Required task:
Pull every "depuis" line out of the data below.

## START Material

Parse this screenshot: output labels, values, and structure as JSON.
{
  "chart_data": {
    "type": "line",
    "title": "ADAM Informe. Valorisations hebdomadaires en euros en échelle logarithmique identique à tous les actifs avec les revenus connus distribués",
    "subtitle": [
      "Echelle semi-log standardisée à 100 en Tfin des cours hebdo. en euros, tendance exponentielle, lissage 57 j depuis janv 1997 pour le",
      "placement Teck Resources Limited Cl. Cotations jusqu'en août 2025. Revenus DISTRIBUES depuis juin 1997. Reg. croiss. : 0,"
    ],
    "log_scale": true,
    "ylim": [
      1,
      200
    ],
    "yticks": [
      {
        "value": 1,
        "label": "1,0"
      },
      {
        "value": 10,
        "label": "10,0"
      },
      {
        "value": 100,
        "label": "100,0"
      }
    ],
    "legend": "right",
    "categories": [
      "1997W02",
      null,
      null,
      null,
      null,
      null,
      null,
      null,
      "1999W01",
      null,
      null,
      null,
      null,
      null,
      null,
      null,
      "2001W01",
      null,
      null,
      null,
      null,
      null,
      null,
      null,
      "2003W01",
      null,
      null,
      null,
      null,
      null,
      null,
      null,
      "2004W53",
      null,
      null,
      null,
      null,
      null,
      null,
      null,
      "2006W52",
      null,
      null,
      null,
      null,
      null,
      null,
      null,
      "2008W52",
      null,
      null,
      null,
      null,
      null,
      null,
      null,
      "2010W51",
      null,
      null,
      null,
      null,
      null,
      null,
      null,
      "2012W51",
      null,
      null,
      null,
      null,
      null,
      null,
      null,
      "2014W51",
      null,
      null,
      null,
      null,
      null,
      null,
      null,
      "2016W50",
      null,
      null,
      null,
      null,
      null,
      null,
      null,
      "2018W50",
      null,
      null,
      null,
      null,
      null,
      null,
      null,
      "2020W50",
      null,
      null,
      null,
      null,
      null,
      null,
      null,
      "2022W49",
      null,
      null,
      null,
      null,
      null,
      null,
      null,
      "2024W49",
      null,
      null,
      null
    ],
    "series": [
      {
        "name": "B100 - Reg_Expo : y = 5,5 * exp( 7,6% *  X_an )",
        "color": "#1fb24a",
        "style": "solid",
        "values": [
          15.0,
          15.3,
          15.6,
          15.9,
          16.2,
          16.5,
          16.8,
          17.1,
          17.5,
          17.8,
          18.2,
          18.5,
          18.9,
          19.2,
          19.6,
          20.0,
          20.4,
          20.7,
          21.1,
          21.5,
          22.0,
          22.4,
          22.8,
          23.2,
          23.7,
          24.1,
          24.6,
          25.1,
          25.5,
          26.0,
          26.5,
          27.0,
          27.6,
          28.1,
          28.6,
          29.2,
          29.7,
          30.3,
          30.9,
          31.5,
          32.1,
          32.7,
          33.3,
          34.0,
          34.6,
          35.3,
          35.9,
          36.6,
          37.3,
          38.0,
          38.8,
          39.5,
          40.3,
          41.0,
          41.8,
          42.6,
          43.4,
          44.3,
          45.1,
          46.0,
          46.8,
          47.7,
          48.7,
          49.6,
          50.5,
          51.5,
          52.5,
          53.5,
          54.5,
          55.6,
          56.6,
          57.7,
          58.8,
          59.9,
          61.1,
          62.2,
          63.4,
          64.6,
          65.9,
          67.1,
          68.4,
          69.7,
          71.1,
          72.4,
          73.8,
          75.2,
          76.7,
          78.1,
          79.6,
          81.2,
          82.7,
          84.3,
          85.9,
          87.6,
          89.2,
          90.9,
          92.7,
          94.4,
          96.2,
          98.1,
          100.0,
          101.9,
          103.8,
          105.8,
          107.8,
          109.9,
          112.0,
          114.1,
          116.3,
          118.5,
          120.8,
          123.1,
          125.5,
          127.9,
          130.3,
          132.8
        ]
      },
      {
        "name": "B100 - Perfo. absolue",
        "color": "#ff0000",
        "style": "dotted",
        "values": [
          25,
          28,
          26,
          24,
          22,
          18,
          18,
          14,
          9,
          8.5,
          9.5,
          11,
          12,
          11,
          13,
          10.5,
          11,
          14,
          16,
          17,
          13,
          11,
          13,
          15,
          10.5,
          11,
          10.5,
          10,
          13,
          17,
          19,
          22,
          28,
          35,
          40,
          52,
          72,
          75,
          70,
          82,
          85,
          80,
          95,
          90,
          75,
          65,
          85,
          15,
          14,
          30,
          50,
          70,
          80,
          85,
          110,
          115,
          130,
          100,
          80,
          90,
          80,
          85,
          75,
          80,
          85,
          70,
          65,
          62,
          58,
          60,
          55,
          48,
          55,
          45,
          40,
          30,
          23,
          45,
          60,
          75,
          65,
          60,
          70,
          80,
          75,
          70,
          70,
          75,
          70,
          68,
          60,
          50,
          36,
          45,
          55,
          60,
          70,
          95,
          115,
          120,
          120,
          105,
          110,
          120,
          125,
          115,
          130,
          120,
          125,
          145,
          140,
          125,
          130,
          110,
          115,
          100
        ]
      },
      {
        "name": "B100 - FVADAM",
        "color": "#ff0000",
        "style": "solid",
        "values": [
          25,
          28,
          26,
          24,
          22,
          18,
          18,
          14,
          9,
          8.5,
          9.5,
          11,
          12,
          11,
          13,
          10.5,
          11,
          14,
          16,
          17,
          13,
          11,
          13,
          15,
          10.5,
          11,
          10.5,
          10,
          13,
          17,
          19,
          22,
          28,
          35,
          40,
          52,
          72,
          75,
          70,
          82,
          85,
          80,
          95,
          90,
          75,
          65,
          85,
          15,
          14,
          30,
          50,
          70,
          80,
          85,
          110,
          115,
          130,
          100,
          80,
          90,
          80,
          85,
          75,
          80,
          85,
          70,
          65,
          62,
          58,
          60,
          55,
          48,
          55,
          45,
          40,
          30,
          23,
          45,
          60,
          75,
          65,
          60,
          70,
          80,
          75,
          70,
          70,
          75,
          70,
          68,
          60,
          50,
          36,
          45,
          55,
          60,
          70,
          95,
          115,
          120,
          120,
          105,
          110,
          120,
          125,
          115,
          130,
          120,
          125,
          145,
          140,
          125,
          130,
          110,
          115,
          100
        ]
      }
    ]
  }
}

## END Material

Answer for the task:
      "Echelle semi-log standardisée à 100 en Tfin des cours hebdo. en euros, tendance exponentielle, lissage 57 j depuis janv 1997 pour le",
      "placement Teck Resources Limited Cl. Cotations jusqu'en août 2025. Revenus DISTRIBUES depuis juin 1997. Reg. croiss. : 0,"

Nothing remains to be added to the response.